[Data listing]
_ _ _ _ _

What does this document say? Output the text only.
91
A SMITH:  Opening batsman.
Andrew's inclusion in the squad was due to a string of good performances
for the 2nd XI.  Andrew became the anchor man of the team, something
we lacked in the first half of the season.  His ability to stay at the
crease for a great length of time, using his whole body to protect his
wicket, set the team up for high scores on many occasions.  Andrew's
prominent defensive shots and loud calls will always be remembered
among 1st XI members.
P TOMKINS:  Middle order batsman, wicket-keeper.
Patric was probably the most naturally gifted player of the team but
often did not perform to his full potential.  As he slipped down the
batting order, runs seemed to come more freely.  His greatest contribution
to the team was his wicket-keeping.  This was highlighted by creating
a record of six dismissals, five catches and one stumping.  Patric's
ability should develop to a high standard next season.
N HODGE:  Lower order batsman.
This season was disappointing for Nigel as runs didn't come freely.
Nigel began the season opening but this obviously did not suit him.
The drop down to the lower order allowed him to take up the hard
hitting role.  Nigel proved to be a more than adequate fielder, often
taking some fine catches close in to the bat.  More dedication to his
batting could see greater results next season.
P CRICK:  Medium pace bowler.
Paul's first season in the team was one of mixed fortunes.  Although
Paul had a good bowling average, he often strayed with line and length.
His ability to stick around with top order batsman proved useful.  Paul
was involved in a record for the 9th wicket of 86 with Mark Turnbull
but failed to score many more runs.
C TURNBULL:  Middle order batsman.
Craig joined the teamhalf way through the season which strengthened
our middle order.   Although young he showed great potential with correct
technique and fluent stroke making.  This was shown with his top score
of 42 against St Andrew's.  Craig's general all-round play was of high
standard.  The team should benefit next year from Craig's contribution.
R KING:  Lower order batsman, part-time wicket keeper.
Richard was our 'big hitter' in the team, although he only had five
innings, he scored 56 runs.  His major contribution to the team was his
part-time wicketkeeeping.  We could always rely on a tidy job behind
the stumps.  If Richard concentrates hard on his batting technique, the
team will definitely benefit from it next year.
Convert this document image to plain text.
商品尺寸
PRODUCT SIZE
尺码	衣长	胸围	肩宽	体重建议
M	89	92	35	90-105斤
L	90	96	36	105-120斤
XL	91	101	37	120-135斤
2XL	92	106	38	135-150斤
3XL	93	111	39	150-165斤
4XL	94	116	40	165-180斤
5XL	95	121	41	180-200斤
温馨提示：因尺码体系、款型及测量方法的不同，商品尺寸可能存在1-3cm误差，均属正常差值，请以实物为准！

_ _ _ _ _

TASK INSTRUCTIONS: Retype the whole listing, matching it exactly.

TASK RESPONSE:
What does this document say? Output the text only.
91
A SMITH:  Opening batsman.
Andrew's inclusion in the squad was due to a string of good performances
for the 2nd XI.  Andrew became the anchor man of the team, something
we lacked in the first half of the season.  His ability to stay at the
crease for a great length of time, using his whole body to protect his
wicket, set the team up for high scores on many occasions.  Andrew's
prominent defensive shots and loud calls will always be remembered
among 1st XI members.
P TOMKINS:  Middle order batsman, wicket-keeper.
Patric was probably the most naturally gifted player of the team but
often did not perform to his full potential.  As he slipped down the
batting order, runs seemed to come more freely.  His greatest contribution
to the team was his wicket-keeping.  This was highlighted by creating
a record of six dismissals, five catches and one stumping.  Patric's
ability should develop to a high standard next season.
N HODGE:  Lower order batsman.
This season was disappointing for Nigel as runs didn't come freely.
Nigel began the season opening but this obviously did not suit him.
The drop down to the lower order allowed him to take up the hard
hitting role.  Nigel proved to be a more than adequate fielder, often
taking some fine catches close in to the bat.  More dedication to his
batting could see greater results next season.
P CRICK:  Medium pace bowler.
Paul's first season in the team was one of mixed fortunes.  Although
Paul had a good bowling average, he often strayed with line and length.
His ability to stick around with top order batsman proved useful.  Paul
was involved in a record for the 9th wicket of 86 with Mark Turnbull
but failed to score many more runs.
C TURNBULL:  Middle order batsman.
Craig joined the teamhalf way through the season which strengthened
our middle order.   Although young he showed great potential with correct
technique and fluent stroke making.  This was shown with his top score
of 42 against St Andrew's.  Craig's general all-round play was of high
standard.  The team should benefit next year from Craig's contribution.
R KING:  Lower order batsman, part-time wicket keeper.
Richard was our 'big hitter' in the team, although he only had five
innings, he scored 56 runs.  His major contribution to the team was his
part-time wicketkeeeping.  We could always rely on a tidy job behind
the stumps.  If Richard concentrates hard on his batting technique, the
team will definitely benefit from it next year.
Convert this document image to plain text.
商品尺寸
PRODUCT SIZE
尺码	衣长	胸围	肩宽	体重建议
M	89	92	35	90-105斤
L	90	96	36	105-120斤
XL	91	101	37	120-135斤
2XL	92	106	38	135-150斤
3XL	93	111	39	150-165斤
4XL	94	116	40	165-180斤
5XL	95	121	41	180-200斤
温馨提示：因尺码体系、款型及测量方法的不同，商品尺寸可能存在1-3cm误差，均属正常差值，请以实物为准！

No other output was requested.